AIM OF THE TASK -
The records should be repeated word for word, pictures excluded.
──────
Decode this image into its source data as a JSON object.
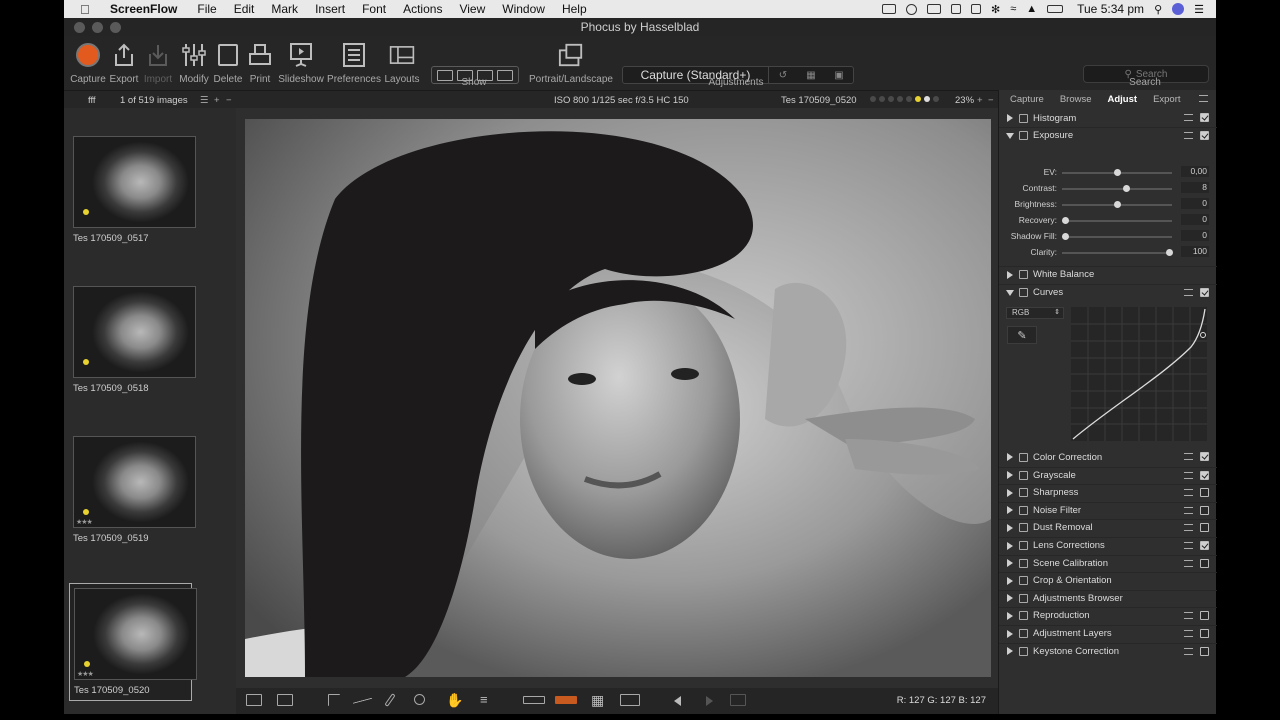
{
  "menubar": {
    "apple": "",
    "app_name": "ScreenFlow",
    "items": [
      "File",
      "Edit",
      "Mark",
      "Insert",
      "Font",
      "Actions",
      "View",
      "Window",
      "Help"
    ],
    "clock": "Tue 5:34 pm"
  },
  "window": {
    "title": "Phocus by Hasselblad"
  },
  "toolbar": {
    "buttons": [
      {
        "label": "Capture",
        "enabled": true
      },
      {
        "label": "Export",
        "enabled": true
      },
      {
        "label": "Import",
        "enabled": false
      },
      {
        "label": "Modify",
        "enabled": true
      },
      {
        "label": "Delete",
        "enabled": true
      },
      {
        "label": "Print",
        "enabled": true
      },
      {
        "label": "Slideshow",
        "enabled": true
      },
      {
        "label": "Preferences",
        "enabled": true
      },
      {
        "label": "Layouts",
        "enabled": true
      },
      {
        "label": "Portrait/Landscape",
        "enabled": true
      }
    ],
    "show_label": "Show",
    "adjustments_value": "Capture (Standard+)",
    "adjustments_label": "Adjustments",
    "search_placeholder": "Search",
    "search_label": "Search"
  },
  "infobar": {
    "folder": "fff",
    "image_count": "1 of 519 images",
    "exposure": "ISO 800  1/125 sec  f/3.5  HC 150",
    "filename": "Tes 170509_0520",
    "zoom": "23%",
    "rating_stars": 5
  },
  "browser": {
    "thumbnails": [
      {
        "name": "Tes 170509_0517",
        "label_color": "#e7d22f",
        "selected": false
      },
      {
        "name": "Tes 170509_0518",
        "label_color": "#e7d22f",
        "selected": false
      },
      {
        "name": "Tes 170509_0519",
        "label_color": "#e7d22f",
        "selected": false,
        "stars": "★★★"
      },
      {
        "name": "Tes 170509_0520",
        "label_color": "#e7d22f",
        "selected": true,
        "stars": "★★★"
      }
    ]
  },
  "bottombar": {
    "rgb": "R: 127  G: 127  B: 127"
  },
  "panel": {
    "tabs": [
      "Capture",
      "Browse",
      "Adjust",
      "Export"
    ],
    "active_tab": "Adjust",
    "tools_top": [
      {
        "label": "Histogram",
        "open": false,
        "checked": true
      },
      {
        "label": "Exposure",
        "open": true,
        "checked": true
      }
    ],
    "exposure_sliders": [
      {
        "label": "EV:",
        "value": "0,00",
        "pos": 0.5
      },
      {
        "label": "Contrast:",
        "value": "8",
        "pos": 0.58
      },
      {
        "label": "Brightness:",
        "value": "0",
        "pos": 0.5
      },
      {
        "label": "Recovery:",
        "value": "0",
        "pos": 0.03
      },
      {
        "label": "Shadow Fill:",
        "value": "0",
        "pos": 0.03
      },
      {
        "label": "Clarity:",
        "value": "100",
        "pos": 0.97
      }
    ],
    "white_balance": "White Balance",
    "curves": {
      "label": "Curves",
      "channel": "RGB"
    },
    "tools_bottom": [
      {
        "label": "Color Correction",
        "checked": true,
        "preset": true
      },
      {
        "label": "Grayscale",
        "checked": true,
        "preset": true
      },
      {
        "label": "Sharpness",
        "checked": false,
        "preset": true
      },
      {
        "label": "Noise Filter",
        "checked": false,
        "preset": true
      },
      {
        "label": "Dust Removal",
        "checked": false,
        "preset": true
      },
      {
        "label": "Lens Corrections",
        "checked": true,
        "preset": true
      },
      {
        "label": "Scene Calibration",
        "checked": false,
        "preset": true
      },
      {
        "label": "Crop & Orientation",
        "checked": null,
        "preset": false
      },
      {
        "label": "Adjustments Browser",
        "checked": null,
        "preset": false
      },
      {
        "label": "Reproduction",
        "checked": false,
        "preset": true
      },
      {
        "label": "Adjustment Layers",
        "checked": false,
        "preset": true
      },
      {
        "label": "Keystone Correction",
        "checked": false,
        "preset": true
      }
    ]
  }
}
──────
WORKED SOLUTION -
Decode this image into its source data as a JSON object.
{
  "menubar": {
    "apple": "",
    "app_name": "ScreenFlow",
    "items": [
      "File",
      "Edit",
      "Mark",
      "Insert",
      "Font",
      "Actions",
      "View",
      "Window",
      "Help"
    ],
    "clock": "Tue 5:34 pm"
  },
  "window": {
    "title": "Phocus by Hasselblad"
  },
  "toolbar": {
    "buttons": [
      {
        "label": "Capture",
        "enabled": true
      },
      {
        "label": "Export",
        "enabled": true
      },
      {
        "label": "Import",
        "enabled": false
      },
      {
        "label": "Modify",
        "enabled": true
      },
      {
        "label": "Delete",
        "enabled": true
      },
      {
        "label": "Print",
        "enabled": true
      },
      {
        "label": "Slideshow",
        "enabled": true
      },
      {
        "label": "Preferences",
        "enabled": true
      },
      {
        "label": "Layouts",
        "enabled": true
      },
      {
        "label": "Portrait/Landscape",
        "enabled": true
      }
    ],
    "show_label": "Show",
    "adjustments_value": "Capture (Standard+)",
    "adjustments_label": "Adjustments",
    "search_placeholder": "Search",
    "search_label": "Search"
  },
  "infobar": {
    "folder": "fff",
    "image_count": "1 of 519 images",
    "exposure": "ISO 800  1/125 sec  f/3.5  HC 150",
    "filename": "Tes 170509_0520",
    "zoom": "23%",
    "rating_stars": 5
  },
  "browser": {
    "thumbnails": [
      {
        "name": "Tes 170509_0517",
        "label_color": "#e7d22f",
        "selected": false
      },
      {
        "name": "Tes 170509_0518",
        "label_color": "#e7d22f",
        "selected": false
      },
      {
        "name": "Tes 170509_0519",
        "label_color": "#e7d22f",
        "selected": false,
        "stars": "★★★"
      },
      {
        "name": "Tes 170509_0520",
        "label_color": "#e7d22f",
        "selected": true,
        "stars": "★★★"
      }
    ]
  },
  "bottombar": {
    "rgb": "R: 127  G: 127  B: 127"
  },
  "panel": {
    "tabs": [
      "Capture",
      "Browse",
      "Adjust",
      "Export"
    ],
    "active_tab": "Adjust",
    "tools_top": [
      {
        "label": "Histogram",
        "open": false,
        "checked": true
      },
      {
        "label": "Exposure",
        "open": true,
        "checked": true
      }
    ],
    "exposure_sliders": [
      {
        "label": "EV:",
        "value": "0,00",
        "pos": 0.5
      },
      {
        "label": "Contrast:",
        "value": "8",
        "pos": 0.58
      },
      {
        "label": "Brightness:",
        "value": "0",
        "pos": 0.5
      },
      {
        "label": "Recovery:",
        "value": "0",
        "pos": 0.03
      },
      {
        "label": "Shadow Fill:",
        "value": "0",
        "pos": 0.03
      },
      {
        "label": "Clarity:",
        "value": "100",
        "pos": 0.97
      }
    ],
    "white_balance": "White Balance",
    "curves": {
      "label": "Curves",
      "channel": "RGB"
    },
    "tools_bottom": [
      {
        "label": "Color Correction",
        "checked": true,
        "preset": true
      },
      {
        "label": "Grayscale",
        "checked": true,
        "preset": true
      },
      {
        "label": "Sharpness",
        "checked": false,
        "preset": true
      },
      {
        "label": "Noise Filter",
        "checked": false,
        "preset": true
      },
      {
        "label": "Dust Removal",
        "checked": false,
        "preset": true
      },
      {
        "label": "Lens Corrections",
        "checked": true,
        "preset": true
      },
      {
        "label": "Scene Calibration",
        "checked": false,
        "preset": true
      },
      {
        "label": "Crop & Orientation",
        "checked": null,
        "preset": false
      },
      {
        "label": "Adjustments Browser",
        "checked": null,
        "preset": false
      },
      {
        "label": "Reproduction",
        "checked": false,
        "preset": true
      },
      {
        "label": "Adjustment Layers",
        "checked": false,
        "preset": true
      },
      {
        "label": "Keystone Correction",
        "checked": false,
        "preset": true
      }
    ]
  }
}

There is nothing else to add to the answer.